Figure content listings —
◆ ◆ ◆ ◆ ◆ ◆ ◆

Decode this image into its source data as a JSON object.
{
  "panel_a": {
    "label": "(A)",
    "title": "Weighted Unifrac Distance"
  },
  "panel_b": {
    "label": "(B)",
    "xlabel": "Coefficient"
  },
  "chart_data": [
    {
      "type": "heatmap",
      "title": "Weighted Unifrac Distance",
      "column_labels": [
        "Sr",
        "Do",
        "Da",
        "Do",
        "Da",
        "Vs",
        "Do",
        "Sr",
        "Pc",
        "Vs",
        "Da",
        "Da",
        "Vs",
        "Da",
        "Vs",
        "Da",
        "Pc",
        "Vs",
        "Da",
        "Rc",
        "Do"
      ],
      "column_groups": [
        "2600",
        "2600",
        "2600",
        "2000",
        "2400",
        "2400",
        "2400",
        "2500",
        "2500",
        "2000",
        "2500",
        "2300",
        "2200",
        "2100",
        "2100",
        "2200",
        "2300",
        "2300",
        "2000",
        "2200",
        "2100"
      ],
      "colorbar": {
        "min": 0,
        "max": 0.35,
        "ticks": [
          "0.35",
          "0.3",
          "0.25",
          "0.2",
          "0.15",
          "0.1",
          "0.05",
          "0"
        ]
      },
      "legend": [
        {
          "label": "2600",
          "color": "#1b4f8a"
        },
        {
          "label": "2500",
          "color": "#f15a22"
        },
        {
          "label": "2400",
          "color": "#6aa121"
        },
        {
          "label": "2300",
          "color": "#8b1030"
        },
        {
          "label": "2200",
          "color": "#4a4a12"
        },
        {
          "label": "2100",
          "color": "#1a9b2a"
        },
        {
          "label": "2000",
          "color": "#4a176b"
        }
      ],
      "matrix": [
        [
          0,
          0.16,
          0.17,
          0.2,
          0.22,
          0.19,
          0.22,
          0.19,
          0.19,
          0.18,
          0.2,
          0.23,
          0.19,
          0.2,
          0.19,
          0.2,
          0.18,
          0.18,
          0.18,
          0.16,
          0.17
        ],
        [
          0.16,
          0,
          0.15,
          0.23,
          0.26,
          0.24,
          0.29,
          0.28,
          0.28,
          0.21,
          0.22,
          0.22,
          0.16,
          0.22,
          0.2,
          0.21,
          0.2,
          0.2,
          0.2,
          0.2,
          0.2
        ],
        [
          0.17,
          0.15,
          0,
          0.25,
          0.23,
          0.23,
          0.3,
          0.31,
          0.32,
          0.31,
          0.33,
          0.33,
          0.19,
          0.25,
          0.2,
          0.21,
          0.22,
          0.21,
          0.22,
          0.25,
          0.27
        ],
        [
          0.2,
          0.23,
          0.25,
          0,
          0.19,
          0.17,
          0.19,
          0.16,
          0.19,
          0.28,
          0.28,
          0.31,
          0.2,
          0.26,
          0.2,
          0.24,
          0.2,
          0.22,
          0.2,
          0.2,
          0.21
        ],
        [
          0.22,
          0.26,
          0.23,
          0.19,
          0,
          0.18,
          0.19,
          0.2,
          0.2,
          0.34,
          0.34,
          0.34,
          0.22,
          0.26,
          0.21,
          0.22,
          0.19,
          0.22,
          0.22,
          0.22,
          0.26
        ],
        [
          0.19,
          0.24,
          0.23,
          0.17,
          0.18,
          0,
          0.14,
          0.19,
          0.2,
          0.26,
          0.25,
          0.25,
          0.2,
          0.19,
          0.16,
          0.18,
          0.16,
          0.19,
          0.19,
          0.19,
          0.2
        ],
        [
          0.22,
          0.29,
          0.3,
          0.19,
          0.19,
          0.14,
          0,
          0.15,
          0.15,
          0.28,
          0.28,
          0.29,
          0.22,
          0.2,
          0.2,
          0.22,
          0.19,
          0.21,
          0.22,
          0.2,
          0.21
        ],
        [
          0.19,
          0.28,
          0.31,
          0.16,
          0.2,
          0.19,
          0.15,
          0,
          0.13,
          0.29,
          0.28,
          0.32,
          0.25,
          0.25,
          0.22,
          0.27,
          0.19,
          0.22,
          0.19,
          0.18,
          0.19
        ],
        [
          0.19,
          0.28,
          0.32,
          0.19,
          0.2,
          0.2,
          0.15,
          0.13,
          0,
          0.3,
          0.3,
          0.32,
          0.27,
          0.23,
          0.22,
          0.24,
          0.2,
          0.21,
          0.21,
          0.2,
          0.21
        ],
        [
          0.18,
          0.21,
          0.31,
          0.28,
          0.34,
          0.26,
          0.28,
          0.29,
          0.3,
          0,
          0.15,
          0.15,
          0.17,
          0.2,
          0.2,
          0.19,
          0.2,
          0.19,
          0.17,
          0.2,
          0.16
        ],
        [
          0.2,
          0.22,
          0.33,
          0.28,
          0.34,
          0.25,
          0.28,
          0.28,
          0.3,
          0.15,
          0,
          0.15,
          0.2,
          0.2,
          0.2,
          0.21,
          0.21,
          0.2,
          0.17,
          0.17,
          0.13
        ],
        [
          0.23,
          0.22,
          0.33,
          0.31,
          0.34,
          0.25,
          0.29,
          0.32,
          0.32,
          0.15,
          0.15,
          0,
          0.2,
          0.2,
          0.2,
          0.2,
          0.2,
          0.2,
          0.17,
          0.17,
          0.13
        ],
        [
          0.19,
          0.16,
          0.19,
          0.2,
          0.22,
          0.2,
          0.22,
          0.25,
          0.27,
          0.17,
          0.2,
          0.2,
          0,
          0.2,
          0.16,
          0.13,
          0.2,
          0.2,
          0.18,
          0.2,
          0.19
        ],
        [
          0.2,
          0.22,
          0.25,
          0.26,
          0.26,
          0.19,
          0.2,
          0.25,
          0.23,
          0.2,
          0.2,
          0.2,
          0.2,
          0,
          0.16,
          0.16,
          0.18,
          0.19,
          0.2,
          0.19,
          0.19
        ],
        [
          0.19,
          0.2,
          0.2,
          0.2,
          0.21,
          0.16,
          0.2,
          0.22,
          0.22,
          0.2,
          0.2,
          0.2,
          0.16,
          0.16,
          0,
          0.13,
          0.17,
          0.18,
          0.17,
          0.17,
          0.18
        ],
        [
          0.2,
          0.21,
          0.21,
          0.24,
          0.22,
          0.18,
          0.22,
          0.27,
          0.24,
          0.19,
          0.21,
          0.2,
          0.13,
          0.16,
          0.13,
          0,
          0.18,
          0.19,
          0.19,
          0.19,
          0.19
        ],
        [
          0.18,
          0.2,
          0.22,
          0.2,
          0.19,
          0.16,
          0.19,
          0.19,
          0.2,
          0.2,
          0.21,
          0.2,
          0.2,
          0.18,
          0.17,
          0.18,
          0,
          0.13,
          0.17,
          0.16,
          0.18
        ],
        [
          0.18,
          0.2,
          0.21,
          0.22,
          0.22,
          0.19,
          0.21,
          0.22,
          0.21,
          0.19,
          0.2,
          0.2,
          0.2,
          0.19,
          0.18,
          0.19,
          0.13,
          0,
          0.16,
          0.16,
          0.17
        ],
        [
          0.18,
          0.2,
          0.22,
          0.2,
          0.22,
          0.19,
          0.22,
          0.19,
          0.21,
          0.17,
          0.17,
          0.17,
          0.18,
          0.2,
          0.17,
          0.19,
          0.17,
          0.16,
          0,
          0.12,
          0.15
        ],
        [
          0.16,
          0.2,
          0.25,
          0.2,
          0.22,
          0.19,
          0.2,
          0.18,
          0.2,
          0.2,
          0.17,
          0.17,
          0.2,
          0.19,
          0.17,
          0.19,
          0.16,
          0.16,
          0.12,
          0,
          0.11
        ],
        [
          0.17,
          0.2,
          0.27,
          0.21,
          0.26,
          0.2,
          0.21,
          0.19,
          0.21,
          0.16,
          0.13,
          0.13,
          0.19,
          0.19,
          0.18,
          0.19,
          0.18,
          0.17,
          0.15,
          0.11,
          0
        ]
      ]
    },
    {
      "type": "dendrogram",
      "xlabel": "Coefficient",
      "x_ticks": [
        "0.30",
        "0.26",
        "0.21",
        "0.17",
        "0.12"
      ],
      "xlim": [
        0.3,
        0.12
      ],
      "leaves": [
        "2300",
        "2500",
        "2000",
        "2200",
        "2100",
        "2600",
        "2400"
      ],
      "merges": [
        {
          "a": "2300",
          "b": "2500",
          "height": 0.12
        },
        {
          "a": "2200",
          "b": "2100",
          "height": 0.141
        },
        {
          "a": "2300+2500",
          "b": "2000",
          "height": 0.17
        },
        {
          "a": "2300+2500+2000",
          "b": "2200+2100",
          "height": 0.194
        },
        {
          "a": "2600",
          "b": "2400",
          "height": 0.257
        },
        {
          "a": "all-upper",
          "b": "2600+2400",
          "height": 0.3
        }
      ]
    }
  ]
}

◆ ◆ ◆ ◆ ◆ ◆ ◆

Set task — Pick out and copy the lines of the material that include the word "Coefficient".

Response to the exercise —
    "xlabel": "Coefficient"
      "xlabel": "Coefficient",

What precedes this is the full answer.